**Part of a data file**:
^^^^^^^^^^^^^^^^

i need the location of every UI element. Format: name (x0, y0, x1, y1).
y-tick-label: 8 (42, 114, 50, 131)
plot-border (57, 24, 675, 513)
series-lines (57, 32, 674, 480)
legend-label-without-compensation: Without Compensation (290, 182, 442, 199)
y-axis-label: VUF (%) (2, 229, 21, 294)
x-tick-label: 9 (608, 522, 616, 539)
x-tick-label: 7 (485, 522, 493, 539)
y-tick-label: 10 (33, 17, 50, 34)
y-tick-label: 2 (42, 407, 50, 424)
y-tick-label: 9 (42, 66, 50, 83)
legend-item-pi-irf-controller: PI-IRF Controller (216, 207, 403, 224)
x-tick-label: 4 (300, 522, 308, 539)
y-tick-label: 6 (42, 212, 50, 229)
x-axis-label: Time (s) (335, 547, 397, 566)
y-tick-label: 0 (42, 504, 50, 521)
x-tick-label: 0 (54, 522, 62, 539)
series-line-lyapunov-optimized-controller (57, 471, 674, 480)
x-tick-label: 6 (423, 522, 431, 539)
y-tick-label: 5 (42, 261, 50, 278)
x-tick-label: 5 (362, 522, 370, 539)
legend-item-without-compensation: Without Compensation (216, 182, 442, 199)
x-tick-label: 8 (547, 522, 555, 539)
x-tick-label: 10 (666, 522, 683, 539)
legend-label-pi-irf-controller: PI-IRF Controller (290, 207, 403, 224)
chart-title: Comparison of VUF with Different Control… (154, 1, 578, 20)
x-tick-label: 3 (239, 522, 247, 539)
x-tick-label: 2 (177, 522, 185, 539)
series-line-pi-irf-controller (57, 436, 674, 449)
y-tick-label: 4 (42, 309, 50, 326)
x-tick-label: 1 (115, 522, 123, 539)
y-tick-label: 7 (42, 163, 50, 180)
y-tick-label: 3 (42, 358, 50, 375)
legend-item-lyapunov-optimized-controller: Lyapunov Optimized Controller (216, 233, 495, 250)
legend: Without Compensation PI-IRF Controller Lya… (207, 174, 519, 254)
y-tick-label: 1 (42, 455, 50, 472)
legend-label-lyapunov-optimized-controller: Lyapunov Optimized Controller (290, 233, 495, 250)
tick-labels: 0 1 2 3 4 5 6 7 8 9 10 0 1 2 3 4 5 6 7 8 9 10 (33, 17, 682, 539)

^^^^^^^^^^^^^^^^

**Aim of the exercise**: Please reproduce the lines above word for word.

**Full response**:
i need the location of every UI element. Format: name (x0, y0, x1, y1).
y-tick-label: 8 (42, 114, 50, 131)
plot-border (57, 24, 675, 513)
series-lines (57, 32, 674, 480)
legend-label-without-compensation: Without Compensation (290, 182, 442, 199)
y-axis-label: VUF (%) (2, 229, 21, 294)
x-tick-label: 9 (608, 522, 616, 539)
x-tick-label: 7 (485, 522, 493, 539)
y-tick-label: 10 (33, 17, 50, 34)
y-tick-label: 2 (42, 407, 50, 424)
y-tick-label: 9 (42, 66, 50, 83)
legend-item-pi-irf-controller: PI-IRF Controller (216, 207, 403, 224)
x-tick-label: 4 (300, 522, 308, 539)
y-tick-label: 6 (42, 212, 50, 229)
x-axis-label: Time (s) (335, 547, 397, 566)
y-tick-label: 0 (42, 504, 50, 521)
x-tick-label: 0 (54, 522, 62, 539)
series-line-lyapunov-optimized-controller (57, 471, 674, 480)
x-tick-label: 6 (423, 522, 431, 539)
y-tick-label: 5 (42, 261, 50, 278)
x-tick-label: 5 (362, 522, 370, 539)
legend-item-without-compensation: Without Compensation (216, 182, 442, 199)
x-tick-label: 8 (547, 522, 555, 539)
x-tick-label: 10 (666, 522, 683, 539)
legend-label-pi-irf-controller: PI-IRF Controller (290, 207, 403, 224)
chart-title: Comparison of VUF with Different Control… (154, 1, 578, 20)
x-tick-label: 3 (239, 522, 247, 539)
x-tick-label: 2 (177, 522, 185, 539)
series-line-pi-irf-controller (57, 436, 674, 449)
y-tick-label: 4 (42, 309, 50, 326)
x-tick-label: 1 (115, 522, 123, 539)
y-tick-label: 7 (42, 163, 50, 180)
y-tick-label: 3 (42, 358, 50, 375)
legend-item-lyapunov-optimized-controller: Lyapunov Optimized Controller (216, 233, 495, 250)
legend: Without Compensation PI-IRF Controller Lya… (207, 174, 519, 254)
y-tick-label: 1 (42, 455, 50, 472)
legend-label-lyapunov-optimized-controller: Lyapunov Optimized Controller (290, 233, 495, 250)
tick-labels: 0 1 2 3 4 5 6 7 8 9 10 0 1 2 3 4 5 6 7 8 9 10 (33, 17, 682, 539)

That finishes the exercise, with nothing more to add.